§ **What is required**
Reproduce the records below exactly as given.

● ● ●

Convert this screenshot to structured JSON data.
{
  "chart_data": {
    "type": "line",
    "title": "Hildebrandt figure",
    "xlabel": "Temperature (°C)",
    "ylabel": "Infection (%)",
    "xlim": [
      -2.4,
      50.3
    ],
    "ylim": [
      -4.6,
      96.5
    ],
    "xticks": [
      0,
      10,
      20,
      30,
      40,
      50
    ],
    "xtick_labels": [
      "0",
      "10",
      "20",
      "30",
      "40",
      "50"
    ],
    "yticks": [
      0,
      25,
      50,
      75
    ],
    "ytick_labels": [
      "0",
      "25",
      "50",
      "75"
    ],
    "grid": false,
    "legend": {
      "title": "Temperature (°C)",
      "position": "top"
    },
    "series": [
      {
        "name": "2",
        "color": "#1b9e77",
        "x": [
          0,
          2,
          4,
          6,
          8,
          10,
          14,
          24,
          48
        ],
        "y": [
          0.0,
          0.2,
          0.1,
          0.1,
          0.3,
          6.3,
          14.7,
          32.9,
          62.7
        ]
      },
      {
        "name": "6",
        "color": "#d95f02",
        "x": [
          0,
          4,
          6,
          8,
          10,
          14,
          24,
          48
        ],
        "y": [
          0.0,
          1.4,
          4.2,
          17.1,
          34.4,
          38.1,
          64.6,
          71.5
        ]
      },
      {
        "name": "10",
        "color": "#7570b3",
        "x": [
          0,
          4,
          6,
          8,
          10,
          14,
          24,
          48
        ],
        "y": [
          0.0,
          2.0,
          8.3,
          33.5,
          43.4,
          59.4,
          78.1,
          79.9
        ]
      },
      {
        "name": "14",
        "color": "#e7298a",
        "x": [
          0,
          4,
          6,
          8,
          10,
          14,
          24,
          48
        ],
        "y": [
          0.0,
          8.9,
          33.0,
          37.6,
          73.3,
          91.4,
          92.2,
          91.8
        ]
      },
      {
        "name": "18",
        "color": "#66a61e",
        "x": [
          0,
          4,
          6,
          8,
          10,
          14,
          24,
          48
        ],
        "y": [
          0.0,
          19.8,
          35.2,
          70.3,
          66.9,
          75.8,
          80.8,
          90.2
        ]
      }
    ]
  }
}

● ● ●

§ **Expected answer**
Convert this screenshot to structured JSON data.
{
  "chart_data": {
    "type": "line",
    "title": "Hildebrandt figure",
    "xlabel": "Temperature (°C)",
    "ylabel": "Infection (%)",
    "xlim": [
      -2.4,
      50.3
    ],
    "ylim": [
      -4.6,
      96.5
    ],
    "xticks": [
      0,
      10,
      20,
      30,
      40,
      50
    ],
    "xtick_labels": [
      "0",
      "10",
      "20",
      "30",
      "40",
      "50"
    ],
    "yticks": [
      0,
      25,
      50,
      75
    ],
    "ytick_labels": [
      "0",
      "25",
      "50",
      "75"
    ],
    "grid": false,
    "legend": {
      "title": "Temperature (°C)",
      "position": "top"
    },
    "series": [
      {
        "name": "2",
        "color": "#1b9e77",
        "x": [
          0,
          2,
          4,
          6,
          8,
          10,
          14,
          24,
          48
        ],
        "y": [
          0.0,
          0.2,
          0.1,
          0.1,
          0.3,
          6.3,
          14.7,
          32.9,
          62.7
        ]
      },
      {
        "name": "6",
        "color": "#d95f02",
        "x": [
          0,
          4,
          6,
          8,
          10,
          14,
          24,
          48
        ],
        "y": [
          0.0,
          1.4,
          4.2,
          17.1,
          34.4,
          38.1,
          64.6,
          71.5
        ]
      },
      {
        "name": "10",
        "color": "#7570b3",
        "x": [
          0,
          4,
          6,
          8,
          10,
          14,
          24,
          48
        ],
        "y": [
          0.0,
          2.0,
          8.3,
          33.5,
          43.4,
          59.4,
          78.1,
          79.9
        ]
      },
      {
        "name": "14",
        "color": "#e7298a",
        "x": [
          0,
          4,
          6,
          8,
          10,
          14,
          24,
          48
        ],
        "y": [
          0.0,
          8.9,
          33.0,
          37.6,
          73.3,
          91.4,
          92.2,
          91.8
        ]
      },
      {
        "name": "18",
        "color": "#66a61e",
        "x": [
          0,
          4,
          6,
          8,
          10,
          14,
          24,
          48
        ],
        "y": [
          0.0,
          19.8,
          35.2,
          70.3,
          66.9,
          75.8,
          80.8,
          90.2
        ]
      }
    ]
  }
}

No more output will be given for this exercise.